SHORT PROBLEM: Lines containing the string "with" are to be counted; report only how many there are.

DATASET ROWS:
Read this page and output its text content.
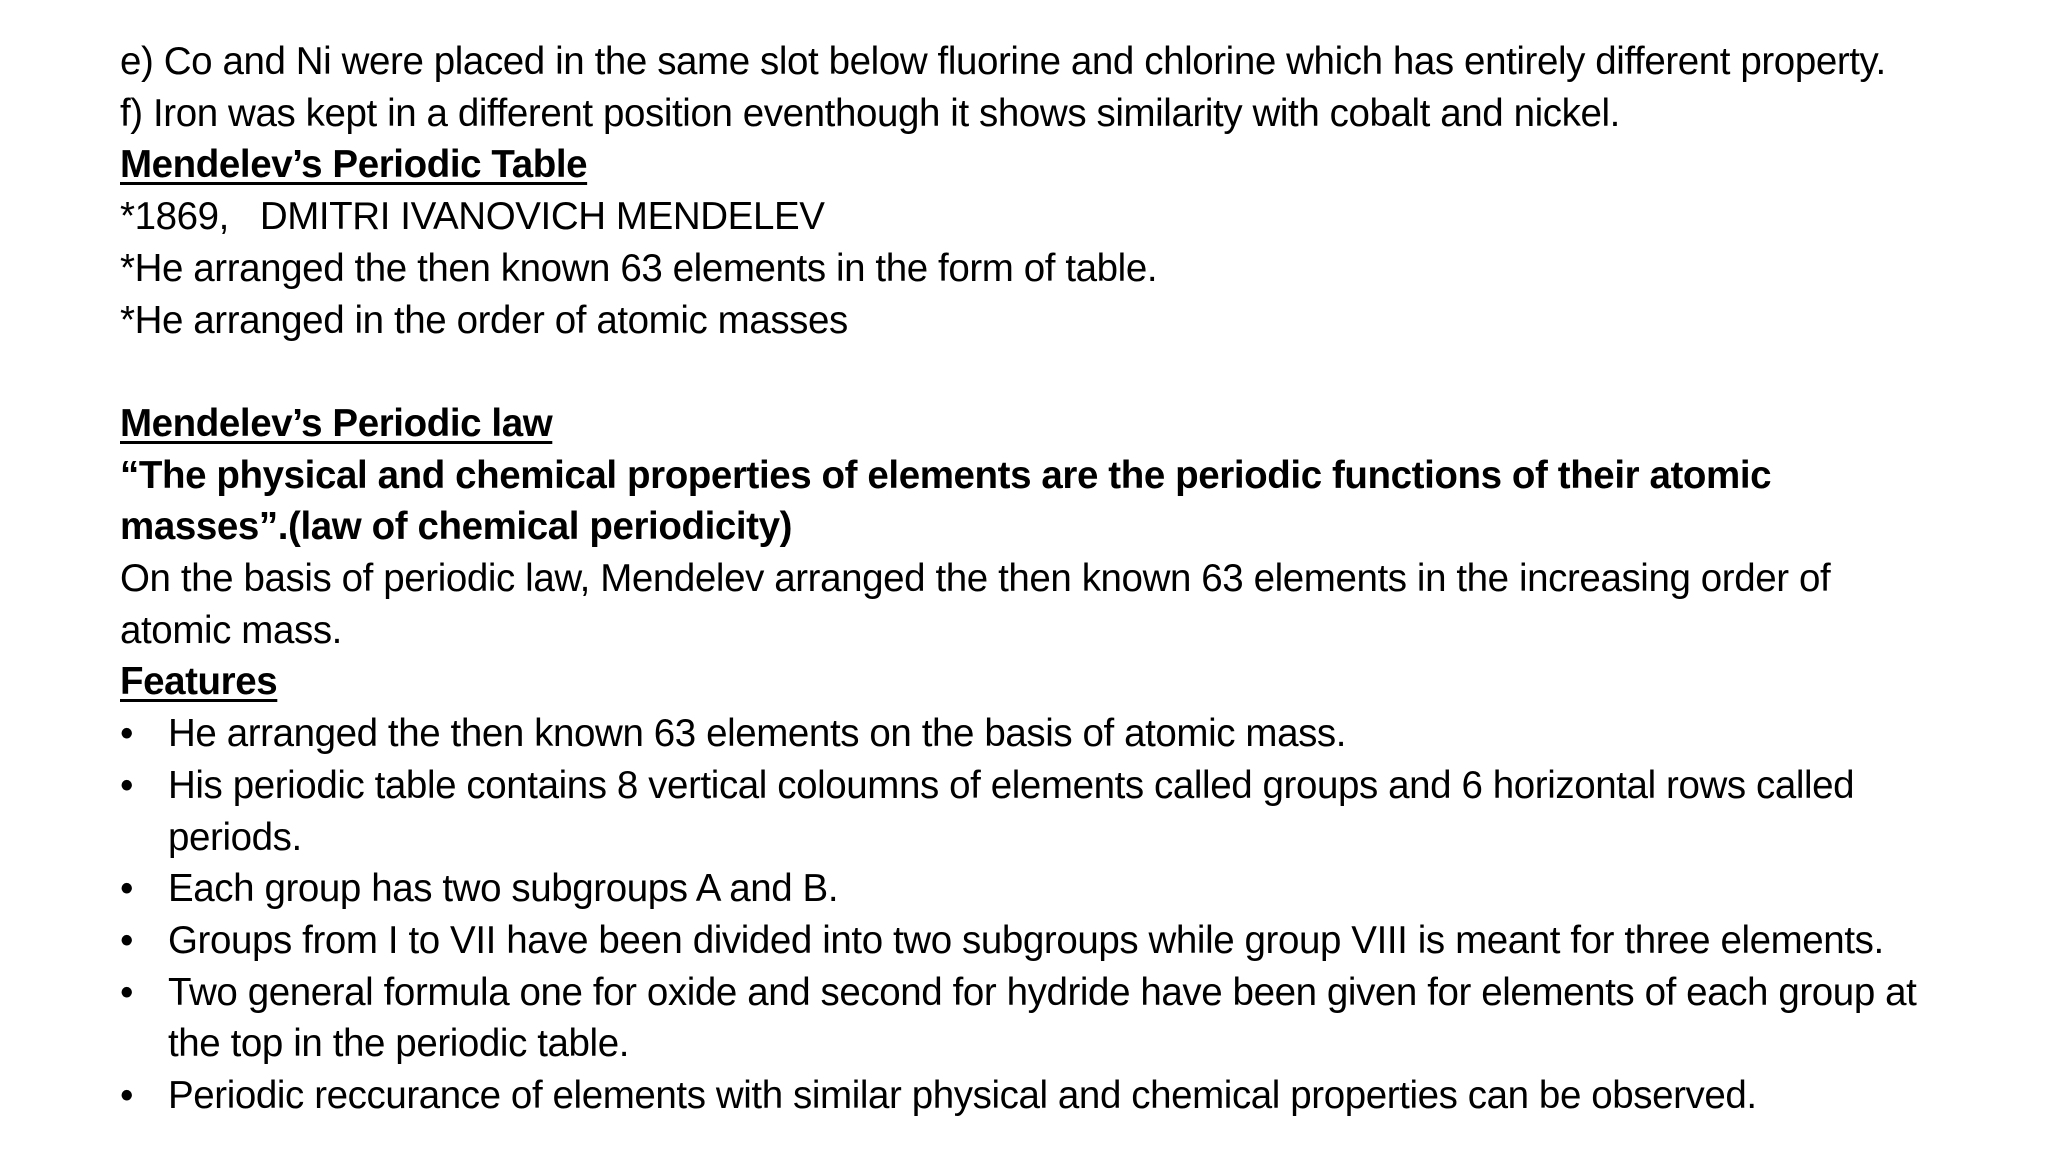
e) Co and Ni were placed in the same slot below fluorine and chlorine which has entirely different property.
f) Iron was kept in a different position eventhough it shows similarity with cobalt and nickel.
Mendelev’s Periodic Table
*1869,   DMITRI IVANOVICH MENDELEV
*He arranged the then known 63 elements in the form of table.
*He arranged in the order of atomic masses
Mendelev’s Periodic law
“The physical and chemical properties of elements are the periodic functions of their atomic
masses”.(law of chemical periodicity)
On the basis of periodic law, Mendelev arranged the then known 63 elements in the increasing order of
atomic mass.
Features
• He arranged the then known 63 elements on the basis of atomic mass.
• His periodic table contains 8 vertical coloumns of elements called groups and 6 horizontal rows called
periods.
• Each group has two subgroups A and B.
• Groups from I to VII have been divided into two subgroups while group VIII is meant for three elements.
• Two general formula one for oxide and second for hydride have been given for elements of each group at
the top in the periodic table.
• Periodic reccurance of elements with similar physical and chemical properties can be observed.
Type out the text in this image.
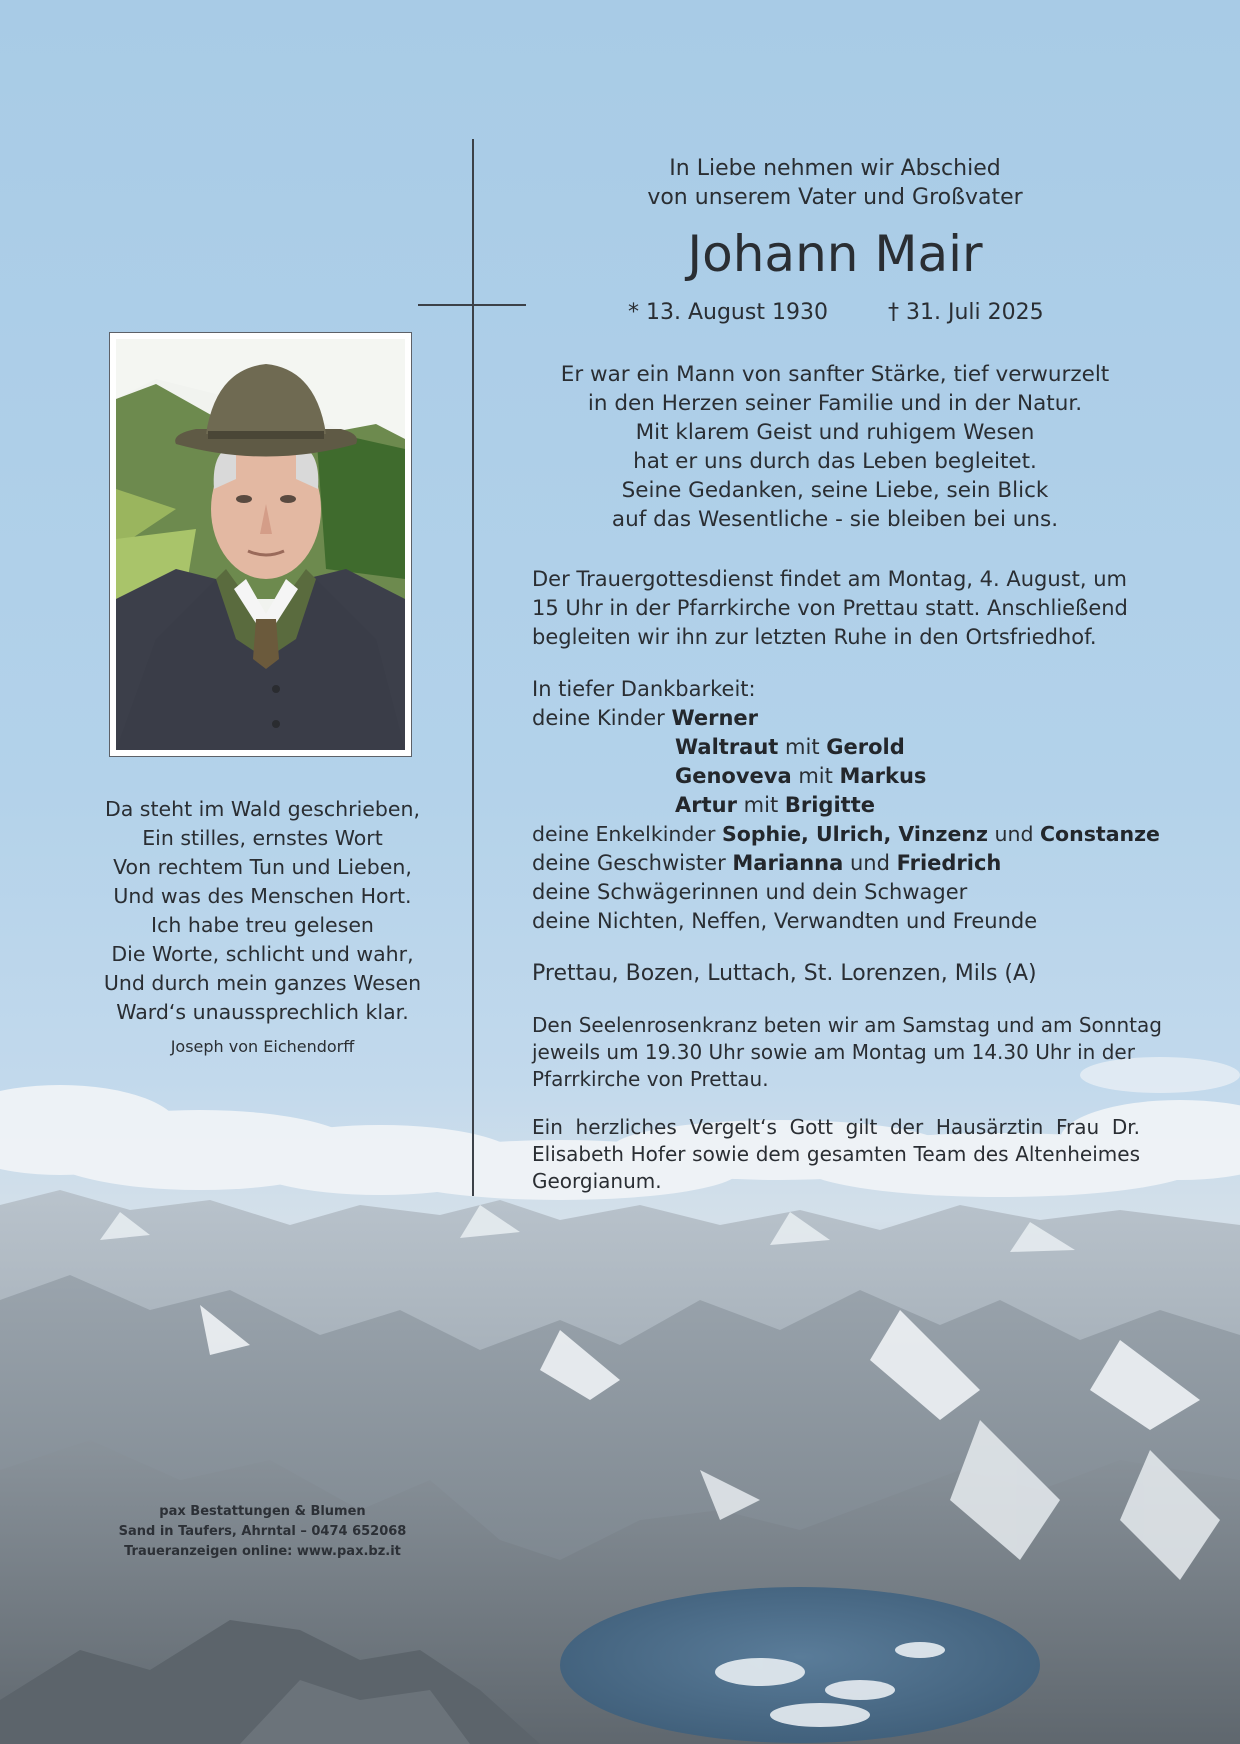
Da steht im Wald geschrieben,
Ein stilles, ernstes Wort
Von rechtem Tun und Lieben,
Und was des Menschen Hort.
Ich habe treu gelesen
Die Worte, schlicht und wahr,
Und durch mein ganzes Wesen
Ward‘s unaussprechlich klar.
Joseph von Eichendorff
pax Bestattungen & Blumen
Sand in Taufers, Ahrntal – 0474 652068
Traueranzeigen online: www.pax.bz.it
In Liebe nehmen wir Abschied
von unserem Vater und Großvater
Johann Mair
* 13. August 1930	† 31. Juli 2025
Er war ein Mann von sanfter Stärke, tief verwurzelt
in den Herzen seiner Familie und in der Natur.
Mit klarem Geist und ruhigem Wesen
hat er uns durch das Leben begleitet.
Seine Gedanken, seine Liebe, sein Blick
auf das Wesentliche - sie bleiben bei uns.
Der Trauergottesdienst findet am Montag, 4. August, um
15 Uhr in der Pfarrkirche von Prettau statt. Anschließend
begleiten wir ihn zur letzten Ruhe in den Ortsfriedhof.
In tiefer Dankbarkeit:
deine Kinder Werner
Waltraut mit Gerold
Genoveva mit Markus
Artur mit Brigitte
deine Enkelkinder Sophie, Ulrich, Vinzenz und Constanze
deine Geschwister Marianna und Friedrich
deine Schwägerinnen und dein Schwager
deine Nichten, Neffen, Verwandten und Freunde
Prettau, Bozen, Luttach, St. Lorenzen, Mils (A)
Den Seelenrosenkranz beten wir am Samstag und am Sonntag
jeweils um 19.30 Uhr sowie am Montag um 14.30 Uhr in der
Pfarrkirche von Prettau.
Ein herzliches Vergelt‘s Gott gilt der Hausärztin Frau Dr. Elisabeth Hofer sowie dem gesamten Team des Altenheimes Georgianum.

THE RESULT: 2